What the task asks:
Can you edit the listing below so that every "x-tick-label" becomes "x-axis-label", with nothing else changed?

* START *

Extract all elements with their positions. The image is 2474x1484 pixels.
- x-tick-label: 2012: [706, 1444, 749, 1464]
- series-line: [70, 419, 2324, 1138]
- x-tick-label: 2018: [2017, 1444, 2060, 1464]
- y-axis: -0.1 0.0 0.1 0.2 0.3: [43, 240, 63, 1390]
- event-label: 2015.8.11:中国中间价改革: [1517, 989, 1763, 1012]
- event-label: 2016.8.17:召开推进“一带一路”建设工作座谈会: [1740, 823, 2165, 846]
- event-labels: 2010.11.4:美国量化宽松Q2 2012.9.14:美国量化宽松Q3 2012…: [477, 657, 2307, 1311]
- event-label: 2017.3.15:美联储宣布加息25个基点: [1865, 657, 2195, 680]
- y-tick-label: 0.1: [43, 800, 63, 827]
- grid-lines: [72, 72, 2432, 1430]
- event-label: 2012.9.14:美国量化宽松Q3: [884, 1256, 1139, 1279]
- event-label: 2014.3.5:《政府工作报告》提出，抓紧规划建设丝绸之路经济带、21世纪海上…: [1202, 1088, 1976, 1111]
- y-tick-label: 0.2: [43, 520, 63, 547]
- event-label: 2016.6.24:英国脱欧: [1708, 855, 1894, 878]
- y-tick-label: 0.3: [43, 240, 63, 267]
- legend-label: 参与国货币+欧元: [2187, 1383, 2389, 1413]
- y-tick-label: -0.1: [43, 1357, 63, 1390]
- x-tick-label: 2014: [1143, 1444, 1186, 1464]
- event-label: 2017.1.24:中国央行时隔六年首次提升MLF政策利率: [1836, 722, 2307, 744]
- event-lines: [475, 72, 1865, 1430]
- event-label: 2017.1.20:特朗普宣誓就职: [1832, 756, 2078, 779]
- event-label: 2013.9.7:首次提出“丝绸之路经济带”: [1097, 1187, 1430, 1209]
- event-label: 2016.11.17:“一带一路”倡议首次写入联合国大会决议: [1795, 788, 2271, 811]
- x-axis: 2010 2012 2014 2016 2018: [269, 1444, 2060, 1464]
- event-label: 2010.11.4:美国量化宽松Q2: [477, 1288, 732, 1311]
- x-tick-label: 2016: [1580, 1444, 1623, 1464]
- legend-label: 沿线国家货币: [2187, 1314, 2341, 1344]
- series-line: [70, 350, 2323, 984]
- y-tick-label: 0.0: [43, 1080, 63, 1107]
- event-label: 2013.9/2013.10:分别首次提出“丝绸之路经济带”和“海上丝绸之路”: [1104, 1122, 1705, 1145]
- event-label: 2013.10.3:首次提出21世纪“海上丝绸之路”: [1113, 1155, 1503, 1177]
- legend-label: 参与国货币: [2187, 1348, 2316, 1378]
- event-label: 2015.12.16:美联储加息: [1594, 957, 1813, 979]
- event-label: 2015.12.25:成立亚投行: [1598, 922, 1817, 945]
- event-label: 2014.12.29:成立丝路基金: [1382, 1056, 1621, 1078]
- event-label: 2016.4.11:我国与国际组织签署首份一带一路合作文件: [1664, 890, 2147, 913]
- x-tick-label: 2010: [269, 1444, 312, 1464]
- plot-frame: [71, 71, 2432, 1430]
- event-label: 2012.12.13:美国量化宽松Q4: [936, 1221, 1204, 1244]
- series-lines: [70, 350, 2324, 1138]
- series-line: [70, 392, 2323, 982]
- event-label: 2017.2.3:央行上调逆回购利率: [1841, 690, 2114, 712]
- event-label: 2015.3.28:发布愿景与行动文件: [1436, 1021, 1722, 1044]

* END *

Correct response:
Extract all elements with their positions. The image is 2474x1484 pixels.
- x-axis-label: 2012: [706, 1444, 749, 1464]
- series-line: [70, 419, 2324, 1138]
- x-axis-label: 2018: [2017, 1444, 2060, 1464]
- y-axis: -0.1 0.0 0.1 0.2 0.3: [43, 240, 63, 1390]
- event-label: 2015.8.11:中国中间价改革: [1517, 989, 1763, 1012]
- event-label: 2016.8.17:召开推进“一带一路”建设工作座谈会: [1740, 823, 2165, 846]
- event-labels: 2010.11.4:美国量化宽松Q2 2012.9.14:美国量化宽松Q3 2012…: [477, 657, 2307, 1311]
- event-label: 2017.3.15:美联储宣布加息25个基点: [1865, 657, 2195, 680]
- y-tick-label: 0.1: [43, 800, 63, 827]
- grid-lines: [72, 72, 2432, 1430]
- event-label: 2012.9.14:美国量化宽松Q3: [884, 1256, 1139, 1279]
- event-label: 2014.3.5:《政府工作报告》提出，抓紧规划建设丝绸之路经济带、21世纪海上…: [1202, 1088, 1976, 1111]
- y-tick-label: 0.2: [43, 520, 63, 547]
- event-label: 2016.6.24:英国脱欧: [1708, 855, 1894, 878]
- y-tick-label: 0.3: [43, 240, 63, 267]
- legend-label: 参与国货币+欧元: [2187, 1383, 2389, 1413]
- y-tick-label: -0.1: [43, 1357, 63, 1390]
- x-axis-label: 2014: [1143, 1444, 1186, 1464]
- event-label: 2017.1.24:中国央行时隔六年首次提升MLF政策利率: [1836, 722, 2307, 744]
- event-lines: [475, 72, 1865, 1430]
- event-label: 2017.1.20:特朗普宣誓就职: [1832, 756, 2078, 779]
- event-label: 2013.9.7:首次提出“丝绸之路经济带”: [1097, 1187, 1430, 1209]
- event-label: 2016.11.17:“一带一路”倡议首次写入联合国大会决议: [1795, 788, 2271, 811]
- x-axis: 2010 2012 2014 2016 2018: [269, 1444, 2060, 1464]
- event-label: 2010.11.4:美国量化宽松Q2: [477, 1288, 732, 1311]
- x-axis-label: 2016: [1580, 1444, 1623, 1464]
- legend-label: 沿线国家货币: [2187, 1314, 2341, 1344]
- series-line: [70, 350, 2323, 984]
- y-tick-label: 0.0: [43, 1080, 63, 1107]
- event-label: 2013.9/2013.10:分别首次提出“丝绸之路经济带”和“海上丝绸之路”: [1104, 1122, 1705, 1145]
- event-label: 2013.10.3:首次提出21世纪“海上丝绸之路”: [1113, 1155, 1503, 1177]
- legend-label: 参与国货币: [2187, 1348, 2316, 1378]
- event-label: 2015.12.16:美联储加息: [1594, 957, 1813, 979]
- event-label: 2015.12.25:成立亚投行: [1598, 922, 1817, 945]
- event-label: 2014.12.29:成立丝路基金: [1382, 1056, 1621, 1078]
- event-label: 2016.4.11:我国与国际组织签署首份一带一路合作文件: [1664, 890, 2147, 913]
- x-axis-label: 2010: [269, 1444, 312, 1464]
- plot-frame: [71, 71, 2432, 1430]
- event-label: 2012.12.13:美国量化宽松Q4: [936, 1221, 1204, 1244]
- series-lines: [70, 350, 2324, 1138]
- series-line: [70, 392, 2323, 982]
- event-label: 2017.2.3:央行上调逆回购利率: [1841, 690, 2114, 712]
- event-label: 2015.3.28:发布愿景与行动文件: [1436, 1021, 1722, 1044]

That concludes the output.